start DATA SUPPLIED

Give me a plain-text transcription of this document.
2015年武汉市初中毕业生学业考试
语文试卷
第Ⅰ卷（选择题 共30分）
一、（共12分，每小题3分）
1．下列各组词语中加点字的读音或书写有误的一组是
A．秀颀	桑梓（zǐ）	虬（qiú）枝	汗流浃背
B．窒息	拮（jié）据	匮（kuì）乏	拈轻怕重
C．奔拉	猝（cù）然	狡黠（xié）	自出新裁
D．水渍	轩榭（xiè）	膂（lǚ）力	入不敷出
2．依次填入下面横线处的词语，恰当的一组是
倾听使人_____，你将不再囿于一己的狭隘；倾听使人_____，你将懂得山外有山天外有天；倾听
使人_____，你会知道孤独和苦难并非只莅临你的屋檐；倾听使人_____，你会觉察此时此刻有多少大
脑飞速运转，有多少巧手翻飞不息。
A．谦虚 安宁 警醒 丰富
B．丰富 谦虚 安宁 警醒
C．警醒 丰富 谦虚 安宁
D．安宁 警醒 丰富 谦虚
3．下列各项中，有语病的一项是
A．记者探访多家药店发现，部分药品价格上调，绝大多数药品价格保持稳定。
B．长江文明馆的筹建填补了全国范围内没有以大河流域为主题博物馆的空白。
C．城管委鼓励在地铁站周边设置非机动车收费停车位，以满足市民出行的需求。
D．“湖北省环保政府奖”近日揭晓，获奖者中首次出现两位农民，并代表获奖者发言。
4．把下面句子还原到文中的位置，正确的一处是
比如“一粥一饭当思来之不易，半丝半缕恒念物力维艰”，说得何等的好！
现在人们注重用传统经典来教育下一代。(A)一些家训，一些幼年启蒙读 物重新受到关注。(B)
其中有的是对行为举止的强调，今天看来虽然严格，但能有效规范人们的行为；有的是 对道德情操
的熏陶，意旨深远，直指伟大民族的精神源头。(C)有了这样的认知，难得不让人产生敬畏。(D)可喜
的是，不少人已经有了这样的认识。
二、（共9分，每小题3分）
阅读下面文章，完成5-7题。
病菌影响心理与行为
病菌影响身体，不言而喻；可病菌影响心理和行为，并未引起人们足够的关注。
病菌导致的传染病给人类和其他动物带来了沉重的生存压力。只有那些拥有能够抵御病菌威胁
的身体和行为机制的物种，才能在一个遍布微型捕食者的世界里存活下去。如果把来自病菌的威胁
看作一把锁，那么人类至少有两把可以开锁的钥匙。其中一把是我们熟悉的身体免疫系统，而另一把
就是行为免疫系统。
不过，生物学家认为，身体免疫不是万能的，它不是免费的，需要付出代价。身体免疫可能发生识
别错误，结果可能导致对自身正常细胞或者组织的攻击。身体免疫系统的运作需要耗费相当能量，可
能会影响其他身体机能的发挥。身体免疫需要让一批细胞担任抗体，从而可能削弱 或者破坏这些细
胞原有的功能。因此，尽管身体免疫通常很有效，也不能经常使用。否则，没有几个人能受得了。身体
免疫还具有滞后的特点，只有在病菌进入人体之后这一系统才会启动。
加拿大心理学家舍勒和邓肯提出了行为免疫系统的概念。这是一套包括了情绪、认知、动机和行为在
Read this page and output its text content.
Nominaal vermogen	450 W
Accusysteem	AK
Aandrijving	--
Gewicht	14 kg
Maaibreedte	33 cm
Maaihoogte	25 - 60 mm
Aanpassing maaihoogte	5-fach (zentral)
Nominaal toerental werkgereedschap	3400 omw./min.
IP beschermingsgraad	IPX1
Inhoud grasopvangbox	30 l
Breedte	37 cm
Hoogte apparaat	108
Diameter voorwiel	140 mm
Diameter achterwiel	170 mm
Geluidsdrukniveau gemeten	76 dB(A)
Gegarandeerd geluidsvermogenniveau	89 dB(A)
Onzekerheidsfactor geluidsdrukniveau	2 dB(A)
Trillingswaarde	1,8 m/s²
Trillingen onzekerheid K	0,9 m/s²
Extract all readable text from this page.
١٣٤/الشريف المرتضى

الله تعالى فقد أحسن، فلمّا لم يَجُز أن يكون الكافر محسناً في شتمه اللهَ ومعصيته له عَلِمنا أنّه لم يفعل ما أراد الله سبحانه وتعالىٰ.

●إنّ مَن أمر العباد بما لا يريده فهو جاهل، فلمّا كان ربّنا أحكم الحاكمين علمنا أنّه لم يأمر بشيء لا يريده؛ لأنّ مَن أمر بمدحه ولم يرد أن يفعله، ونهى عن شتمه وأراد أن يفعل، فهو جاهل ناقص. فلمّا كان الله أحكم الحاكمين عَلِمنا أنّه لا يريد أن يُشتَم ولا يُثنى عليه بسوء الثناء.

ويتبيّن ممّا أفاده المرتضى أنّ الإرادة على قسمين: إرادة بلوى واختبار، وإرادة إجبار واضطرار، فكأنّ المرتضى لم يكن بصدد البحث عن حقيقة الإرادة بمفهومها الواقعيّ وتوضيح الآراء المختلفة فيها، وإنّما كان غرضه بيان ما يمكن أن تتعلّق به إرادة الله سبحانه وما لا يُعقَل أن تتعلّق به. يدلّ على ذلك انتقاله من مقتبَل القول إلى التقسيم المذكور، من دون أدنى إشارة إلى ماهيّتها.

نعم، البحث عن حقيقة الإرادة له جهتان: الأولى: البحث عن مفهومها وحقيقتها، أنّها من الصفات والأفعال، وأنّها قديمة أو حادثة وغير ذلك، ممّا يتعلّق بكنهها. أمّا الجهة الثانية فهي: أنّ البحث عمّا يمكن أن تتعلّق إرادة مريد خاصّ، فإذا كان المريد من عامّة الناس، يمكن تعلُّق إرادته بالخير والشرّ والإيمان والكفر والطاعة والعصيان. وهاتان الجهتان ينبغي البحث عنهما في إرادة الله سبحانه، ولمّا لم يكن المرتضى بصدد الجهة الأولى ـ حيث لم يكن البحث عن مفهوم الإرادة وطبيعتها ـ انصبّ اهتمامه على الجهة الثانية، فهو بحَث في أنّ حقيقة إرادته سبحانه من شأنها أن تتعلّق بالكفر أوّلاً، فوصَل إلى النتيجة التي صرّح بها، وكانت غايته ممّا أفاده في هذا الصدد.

end DATA SUPPLIED

### TO BE DONE
Extract all lines that hold the word "يفعل".

### ANSWER TO THE EXERCISE
الله تعالى فقد أحسن، فلمّا لم يَجُز أن يكون الكافر محسناً في شتمه اللهَ ومعصيته له عَلِمنا أنّه لم يفعل ما أراد الله سبحانه وتعالىٰ.
●إنّ مَن أمر العباد بما لا يريده فهو جاهل، فلمّا كان ربّنا أحكم الحاكمين علمنا أنّه لم يأمر بشيء لا يريده؛ لأنّ مَن أمر بمدحه ولم يرد أن يفعله، ونهى عن شتمه وأراد أن يفعل، فهو جاهل ناقص. فلمّا كان الله أحكم الحاكمين عَلِمنا أنّه لا يريد أن يُشتَم ولا يُثنى عليه بسوء الثناء.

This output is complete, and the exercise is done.